=== Source data ===

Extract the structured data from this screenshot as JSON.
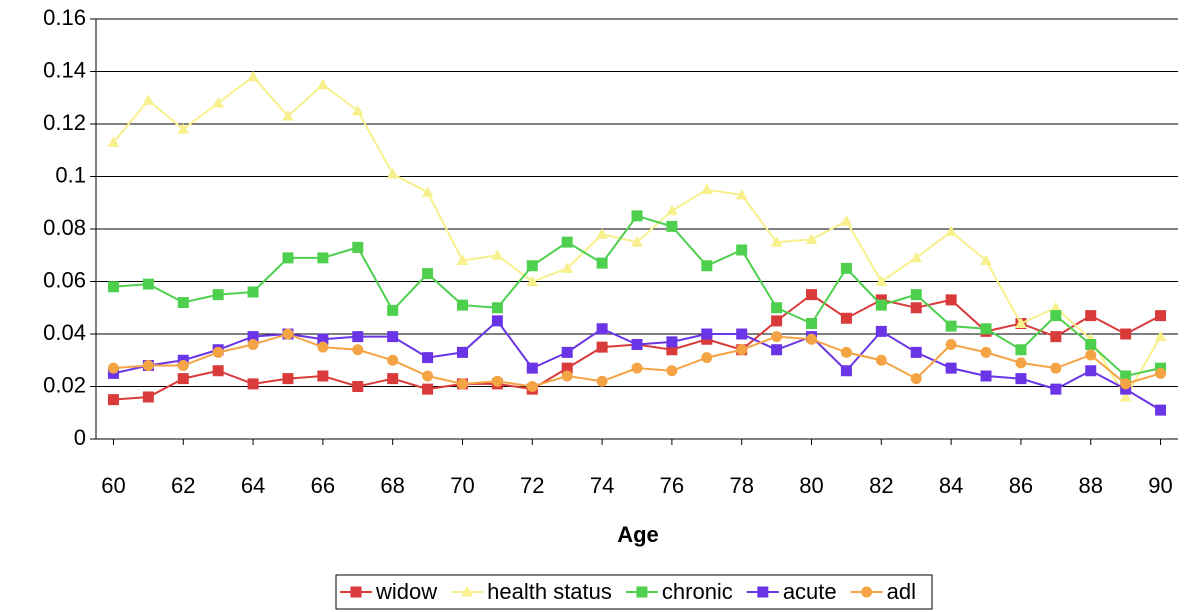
{
  "chart_data": {
    "type": "line",
    "x_label": "Age",
    "x": [
      60,
      61,
      62,
      63,
      64,
      65,
      66,
      67,
      68,
      69,
      70,
      71,
      72,
      73,
      74,
      75,
      76,
      77,
      78,
      79,
      80,
      81,
      82,
      83,
      84,
      85,
      86,
      87,
      88,
      89,
      90
    ],
    "xlim": [
      59.5,
      90.5
    ],
    "xticks": [
      60,
      62,
      64,
      66,
      68,
      70,
      72,
      74,
      76,
      78,
      80,
      82,
      84,
      86,
      88,
      90
    ],
    "ylim": [
      0,
      0.16
    ],
    "yticks": [
      0,
      0.02,
      0.04,
      0.06,
      0.08,
      0.1,
      0.12,
      0.14,
      0.16
    ],
    "grid": true,
    "legend": "bottom",
    "series": [
      {
        "name": "widow",
        "color": "#d93a3a",
        "marker": "square",
        "values": [
          0.015,
          0.016,
          0.023,
          0.026,
          0.021,
          0.023,
          0.024,
          0.02,
          0.023,
          0.019,
          0.021,
          0.021,
          0.019,
          0.027,
          0.035,
          0.036,
          0.034,
          0.038,
          0.034,
          0.045,
          0.055,
          0.046,
          0.053,
          0.05,
          0.053,
          0.041,
          0.044,
          0.039,
          0.047,
          0.04,
          0.047
        ]
      },
      {
        "name": "health status",
        "color": "#f7f08c",
        "marker": "triangle",
        "values": [
          0.113,
          0.129,
          0.118,
          0.128,
          0.138,
          0.123,
          0.135,
          0.125,
          0.101,
          0.094,
          0.068,
          0.07,
          0.06,
          0.065,
          0.078,
          0.075,
          0.087,
          0.095,
          0.093,
          0.075,
          0.076,
          0.083,
          0.06,
          0.069,
          0.079,
          0.068,
          0.044,
          0.05,
          0.038,
          0.016,
          0.039
        ]
      },
      {
        "name": "chronic",
        "color": "#4ed04e",
        "marker": "square",
        "values": [
          0.058,
          0.059,
          0.052,
          0.055,
          0.056,
          0.069,
          0.069,
          0.073,
          0.049,
          0.063,
          0.051,
          0.05,
          0.066,
          0.075,
          0.067,
          0.085,
          0.081,
          0.066,
          0.072,
          0.05,
          0.044,
          0.065,
          0.051,
          0.055,
          0.043,
          0.042,
          0.034,
          0.047,
          0.036,
          0.024,
          0.027
        ]
      },
      {
        "name": "acute",
        "color": "#6a35e6",
        "marker": "square",
        "values": [
          0.025,
          0.028,
          0.03,
          0.034,
          0.039,
          0.04,
          0.038,
          0.039,
          0.039,
          0.031,
          0.033,
          0.045,
          0.027,
          0.033,
          0.042,
          0.036,
          0.037,
          0.04,
          0.04,
          0.034,
          0.039,
          0.026,
          0.041,
          0.033,
          0.027,
          0.024,
          0.023,
          0.019,
          0.026,
          0.019,
          0.011
        ]
      },
      {
        "name": "adl",
        "color": "#f5a445",
        "marker": "circle",
        "values": [
          0.027,
          0.028,
          0.028,
          0.033,
          0.036,
          0.04,
          0.035,
          0.034,
          0.03,
          0.024,
          0.021,
          0.022,
          0.02,
          0.024,
          0.022,
          0.027,
          0.026,
          0.031,
          0.034,
          0.039,
          0.038,
          0.033,
          0.03,
          0.023,
          0.036,
          0.033,
          0.029,
          0.027,
          0.032,
          0.021,
          0.025
        ]
      }
    ]
  }
}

=== Exercise description ===
From the listing above, collect each line in which the string "color" appears.

=== The solution ===
        "color": "#d93a3a",
        "color": "#f7f08c",
        "color": "#4ed04e",
        "color": "#6a35e6",
        "color": "#f5a445",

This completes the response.